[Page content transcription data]

━━━━━━━━━━━━━━━━━━━━

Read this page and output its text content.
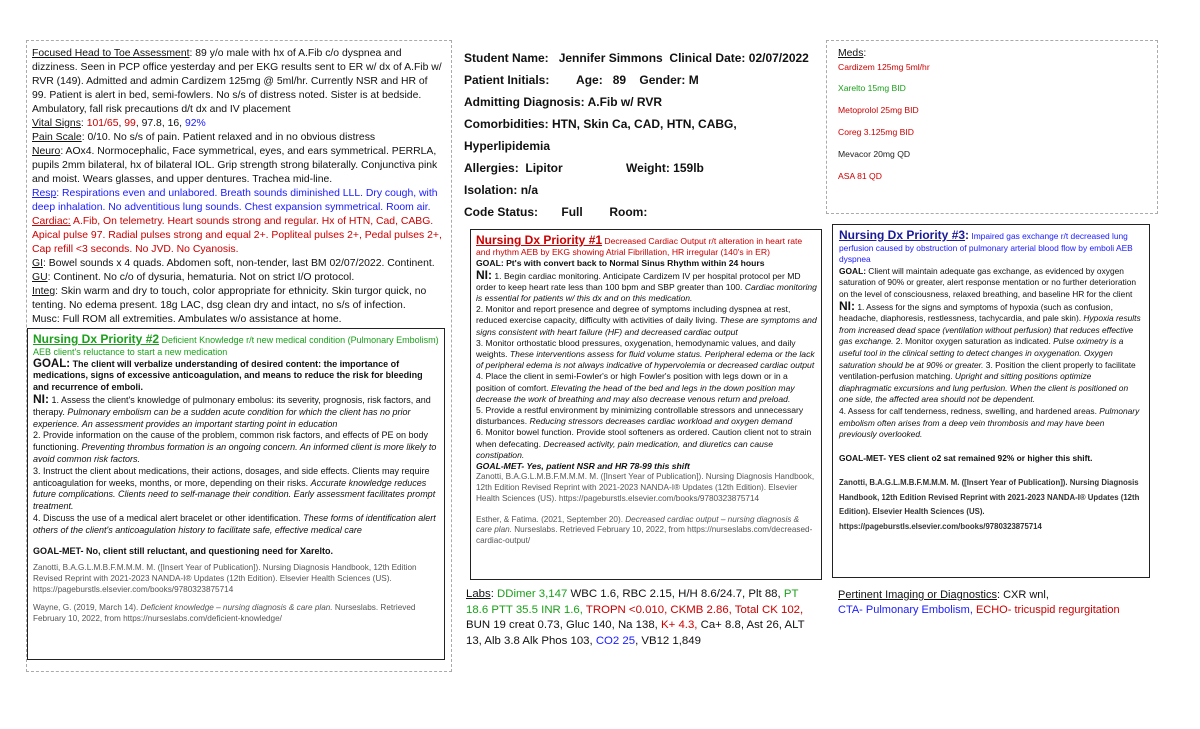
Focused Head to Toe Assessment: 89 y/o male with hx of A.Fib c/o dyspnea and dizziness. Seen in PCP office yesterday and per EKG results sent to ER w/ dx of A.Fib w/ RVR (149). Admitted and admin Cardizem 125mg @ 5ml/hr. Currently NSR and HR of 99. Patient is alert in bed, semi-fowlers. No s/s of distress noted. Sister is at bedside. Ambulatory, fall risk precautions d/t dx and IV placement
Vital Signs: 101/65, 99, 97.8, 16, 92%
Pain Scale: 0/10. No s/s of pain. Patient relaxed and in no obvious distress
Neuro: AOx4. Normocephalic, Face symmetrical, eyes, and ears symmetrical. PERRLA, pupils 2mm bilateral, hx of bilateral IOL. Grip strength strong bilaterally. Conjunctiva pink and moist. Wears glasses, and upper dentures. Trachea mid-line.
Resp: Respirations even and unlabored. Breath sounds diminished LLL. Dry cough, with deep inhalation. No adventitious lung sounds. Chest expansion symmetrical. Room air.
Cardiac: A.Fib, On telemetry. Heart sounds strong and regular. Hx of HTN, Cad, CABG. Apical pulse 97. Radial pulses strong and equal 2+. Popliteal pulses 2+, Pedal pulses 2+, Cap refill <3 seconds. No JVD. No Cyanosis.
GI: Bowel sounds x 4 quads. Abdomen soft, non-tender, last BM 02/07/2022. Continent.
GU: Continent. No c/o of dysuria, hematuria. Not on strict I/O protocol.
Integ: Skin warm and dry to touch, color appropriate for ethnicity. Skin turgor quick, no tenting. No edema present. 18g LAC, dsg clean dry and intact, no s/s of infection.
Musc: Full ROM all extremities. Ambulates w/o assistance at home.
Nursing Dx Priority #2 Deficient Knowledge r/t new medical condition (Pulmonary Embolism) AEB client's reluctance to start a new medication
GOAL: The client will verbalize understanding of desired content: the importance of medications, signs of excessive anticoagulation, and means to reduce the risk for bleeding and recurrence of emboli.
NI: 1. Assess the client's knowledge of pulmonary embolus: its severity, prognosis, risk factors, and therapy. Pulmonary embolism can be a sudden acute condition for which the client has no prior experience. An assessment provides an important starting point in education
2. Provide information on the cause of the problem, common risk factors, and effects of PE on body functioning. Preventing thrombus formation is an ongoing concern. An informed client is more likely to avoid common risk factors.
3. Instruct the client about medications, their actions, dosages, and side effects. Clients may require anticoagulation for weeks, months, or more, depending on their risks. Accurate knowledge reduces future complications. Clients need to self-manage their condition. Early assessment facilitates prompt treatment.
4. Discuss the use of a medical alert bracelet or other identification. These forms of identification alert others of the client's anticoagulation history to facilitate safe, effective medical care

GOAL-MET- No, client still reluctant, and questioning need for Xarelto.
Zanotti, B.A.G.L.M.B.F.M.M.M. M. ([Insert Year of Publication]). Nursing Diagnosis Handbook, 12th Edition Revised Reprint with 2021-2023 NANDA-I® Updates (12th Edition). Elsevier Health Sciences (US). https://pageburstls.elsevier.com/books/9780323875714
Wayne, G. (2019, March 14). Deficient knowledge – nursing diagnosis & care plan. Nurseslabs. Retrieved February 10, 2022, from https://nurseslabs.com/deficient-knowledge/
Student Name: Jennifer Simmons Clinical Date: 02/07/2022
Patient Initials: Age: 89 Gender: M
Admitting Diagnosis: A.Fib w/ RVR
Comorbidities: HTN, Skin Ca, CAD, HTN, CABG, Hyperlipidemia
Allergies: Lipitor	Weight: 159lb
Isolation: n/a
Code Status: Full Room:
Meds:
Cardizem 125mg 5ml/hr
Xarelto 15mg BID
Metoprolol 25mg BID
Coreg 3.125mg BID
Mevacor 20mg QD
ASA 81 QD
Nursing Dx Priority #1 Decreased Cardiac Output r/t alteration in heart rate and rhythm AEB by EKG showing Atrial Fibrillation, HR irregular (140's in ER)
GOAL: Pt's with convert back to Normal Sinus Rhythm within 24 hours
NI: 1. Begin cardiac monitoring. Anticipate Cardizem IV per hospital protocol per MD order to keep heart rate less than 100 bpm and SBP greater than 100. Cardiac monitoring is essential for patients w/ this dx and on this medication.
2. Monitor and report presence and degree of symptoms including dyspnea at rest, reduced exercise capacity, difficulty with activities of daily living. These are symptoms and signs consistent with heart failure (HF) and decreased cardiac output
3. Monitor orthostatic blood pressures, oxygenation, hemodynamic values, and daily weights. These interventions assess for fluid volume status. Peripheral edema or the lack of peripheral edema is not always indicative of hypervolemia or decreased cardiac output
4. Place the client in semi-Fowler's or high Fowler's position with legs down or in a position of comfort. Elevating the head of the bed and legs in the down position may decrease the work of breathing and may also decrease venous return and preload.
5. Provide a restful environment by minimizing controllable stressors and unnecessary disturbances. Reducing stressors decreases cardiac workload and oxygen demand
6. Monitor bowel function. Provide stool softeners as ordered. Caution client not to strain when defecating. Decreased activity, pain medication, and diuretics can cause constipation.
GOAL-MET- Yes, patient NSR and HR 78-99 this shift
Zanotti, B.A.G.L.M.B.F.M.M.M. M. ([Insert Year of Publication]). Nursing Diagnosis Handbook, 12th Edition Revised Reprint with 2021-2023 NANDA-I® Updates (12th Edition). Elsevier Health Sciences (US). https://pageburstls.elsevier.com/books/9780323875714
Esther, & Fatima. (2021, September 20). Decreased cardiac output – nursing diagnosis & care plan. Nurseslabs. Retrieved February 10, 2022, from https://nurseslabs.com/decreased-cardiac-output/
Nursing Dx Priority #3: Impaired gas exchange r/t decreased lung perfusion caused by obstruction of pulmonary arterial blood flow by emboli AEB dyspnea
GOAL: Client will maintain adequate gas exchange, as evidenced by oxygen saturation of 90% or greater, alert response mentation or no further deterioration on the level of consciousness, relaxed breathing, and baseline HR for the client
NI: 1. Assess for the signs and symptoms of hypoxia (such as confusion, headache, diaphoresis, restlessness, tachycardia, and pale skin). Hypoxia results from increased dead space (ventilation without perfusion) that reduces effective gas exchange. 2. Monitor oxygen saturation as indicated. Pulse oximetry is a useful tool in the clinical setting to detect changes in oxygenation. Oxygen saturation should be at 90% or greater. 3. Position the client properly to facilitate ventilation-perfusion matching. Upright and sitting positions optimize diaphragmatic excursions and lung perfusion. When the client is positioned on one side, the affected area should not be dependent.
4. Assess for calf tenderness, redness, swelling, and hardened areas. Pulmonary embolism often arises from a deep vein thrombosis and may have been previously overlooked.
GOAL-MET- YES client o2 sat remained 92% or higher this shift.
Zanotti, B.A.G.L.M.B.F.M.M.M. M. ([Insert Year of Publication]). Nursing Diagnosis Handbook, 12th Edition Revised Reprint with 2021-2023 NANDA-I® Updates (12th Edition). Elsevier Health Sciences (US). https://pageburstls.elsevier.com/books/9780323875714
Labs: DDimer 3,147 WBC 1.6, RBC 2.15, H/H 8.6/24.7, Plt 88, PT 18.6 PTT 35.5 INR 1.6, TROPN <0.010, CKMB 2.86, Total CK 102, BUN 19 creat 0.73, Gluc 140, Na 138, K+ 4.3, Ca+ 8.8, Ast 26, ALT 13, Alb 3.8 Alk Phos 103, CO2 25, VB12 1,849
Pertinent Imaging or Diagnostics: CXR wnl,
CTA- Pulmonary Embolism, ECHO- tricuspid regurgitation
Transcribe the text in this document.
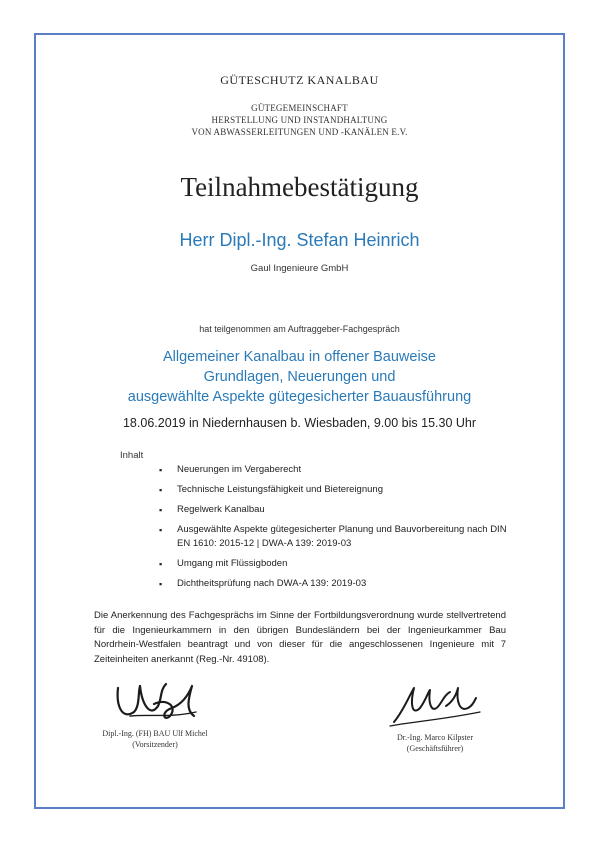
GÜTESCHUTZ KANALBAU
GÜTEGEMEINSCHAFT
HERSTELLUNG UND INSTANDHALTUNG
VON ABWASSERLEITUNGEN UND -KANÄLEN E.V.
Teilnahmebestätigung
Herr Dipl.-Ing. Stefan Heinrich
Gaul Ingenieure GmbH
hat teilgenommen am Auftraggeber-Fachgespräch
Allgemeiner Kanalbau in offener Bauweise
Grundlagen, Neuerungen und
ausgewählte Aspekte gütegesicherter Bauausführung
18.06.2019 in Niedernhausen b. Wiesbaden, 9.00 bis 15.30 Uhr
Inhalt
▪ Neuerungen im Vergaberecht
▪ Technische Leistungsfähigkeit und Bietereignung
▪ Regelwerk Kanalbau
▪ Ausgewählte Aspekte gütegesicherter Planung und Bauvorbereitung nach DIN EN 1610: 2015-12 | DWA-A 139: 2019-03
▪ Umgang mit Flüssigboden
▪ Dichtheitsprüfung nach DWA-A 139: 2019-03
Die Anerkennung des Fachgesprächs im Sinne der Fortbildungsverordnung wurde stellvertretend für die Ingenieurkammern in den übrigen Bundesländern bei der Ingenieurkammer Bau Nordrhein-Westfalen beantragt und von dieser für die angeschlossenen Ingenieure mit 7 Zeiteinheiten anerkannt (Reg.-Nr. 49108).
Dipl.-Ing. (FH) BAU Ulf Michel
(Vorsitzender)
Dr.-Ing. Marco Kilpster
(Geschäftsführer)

━━━━━━━━━━━━━━━━━━━━

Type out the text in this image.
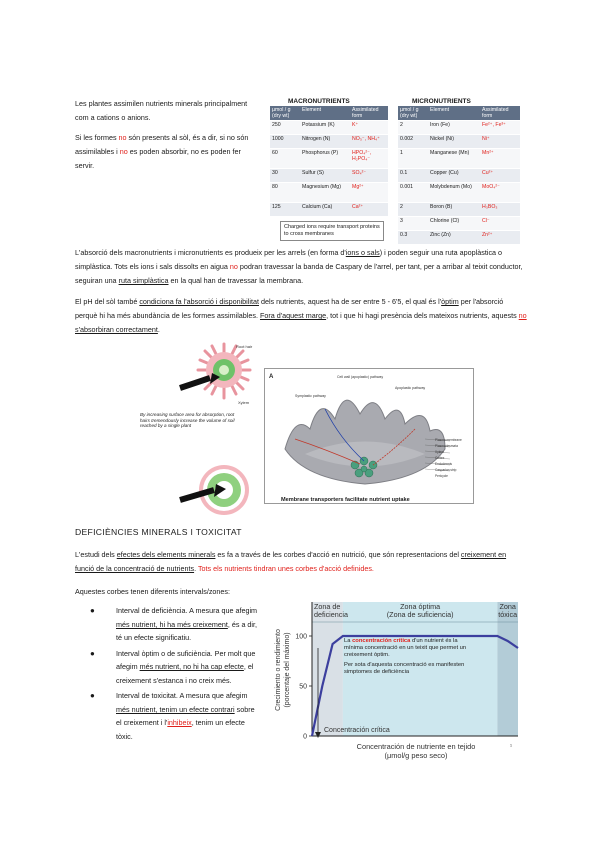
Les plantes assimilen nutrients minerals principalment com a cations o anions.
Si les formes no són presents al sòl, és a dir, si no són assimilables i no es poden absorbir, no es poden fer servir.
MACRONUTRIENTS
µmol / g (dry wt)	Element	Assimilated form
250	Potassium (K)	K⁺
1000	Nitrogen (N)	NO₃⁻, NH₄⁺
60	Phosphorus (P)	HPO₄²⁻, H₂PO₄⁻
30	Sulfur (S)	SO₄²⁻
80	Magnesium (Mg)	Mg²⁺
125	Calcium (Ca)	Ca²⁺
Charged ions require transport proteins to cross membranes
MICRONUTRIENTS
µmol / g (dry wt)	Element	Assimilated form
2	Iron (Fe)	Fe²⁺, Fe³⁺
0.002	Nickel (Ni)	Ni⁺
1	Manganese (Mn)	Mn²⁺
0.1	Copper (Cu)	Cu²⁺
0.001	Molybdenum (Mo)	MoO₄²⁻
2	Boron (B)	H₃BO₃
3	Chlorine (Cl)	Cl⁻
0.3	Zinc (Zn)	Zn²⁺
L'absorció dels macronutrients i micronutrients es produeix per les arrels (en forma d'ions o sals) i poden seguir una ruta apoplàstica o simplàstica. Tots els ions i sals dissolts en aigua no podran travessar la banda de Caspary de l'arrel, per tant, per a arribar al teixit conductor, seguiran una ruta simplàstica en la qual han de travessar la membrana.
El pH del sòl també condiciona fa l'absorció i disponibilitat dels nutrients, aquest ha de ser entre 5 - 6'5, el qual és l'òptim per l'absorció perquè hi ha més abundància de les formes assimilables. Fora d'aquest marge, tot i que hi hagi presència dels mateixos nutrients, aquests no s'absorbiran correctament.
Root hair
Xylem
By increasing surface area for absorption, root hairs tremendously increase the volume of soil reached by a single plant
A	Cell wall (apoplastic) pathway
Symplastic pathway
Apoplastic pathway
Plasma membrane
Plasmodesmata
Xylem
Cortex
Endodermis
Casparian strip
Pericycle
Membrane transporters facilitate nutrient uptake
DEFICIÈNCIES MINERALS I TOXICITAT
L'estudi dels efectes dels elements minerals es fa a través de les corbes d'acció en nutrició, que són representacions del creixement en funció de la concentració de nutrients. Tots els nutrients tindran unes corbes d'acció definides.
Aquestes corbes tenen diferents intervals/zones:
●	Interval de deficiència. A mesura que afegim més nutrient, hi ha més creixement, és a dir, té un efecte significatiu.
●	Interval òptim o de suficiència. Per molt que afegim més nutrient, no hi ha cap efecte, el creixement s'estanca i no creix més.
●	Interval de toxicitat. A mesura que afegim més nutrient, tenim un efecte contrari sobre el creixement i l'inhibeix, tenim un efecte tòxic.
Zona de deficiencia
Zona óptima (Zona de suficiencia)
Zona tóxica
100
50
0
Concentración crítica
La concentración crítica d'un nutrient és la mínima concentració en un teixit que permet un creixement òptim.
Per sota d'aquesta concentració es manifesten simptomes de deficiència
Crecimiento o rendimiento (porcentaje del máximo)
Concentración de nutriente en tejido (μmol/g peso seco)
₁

━━━━━━━━━━━━━━━━━━━━

Scan the entries for the word "pain". Report each line that has it.

Pain Scale: 0/10. No s/s of pain. Patient relaxed and in no obvious distress
6. Monitor bowel function. Provide stool softeners as ordered. Caution client not to strain when defecating. Decreased activity, pain medication, and diuretics can cause constipation.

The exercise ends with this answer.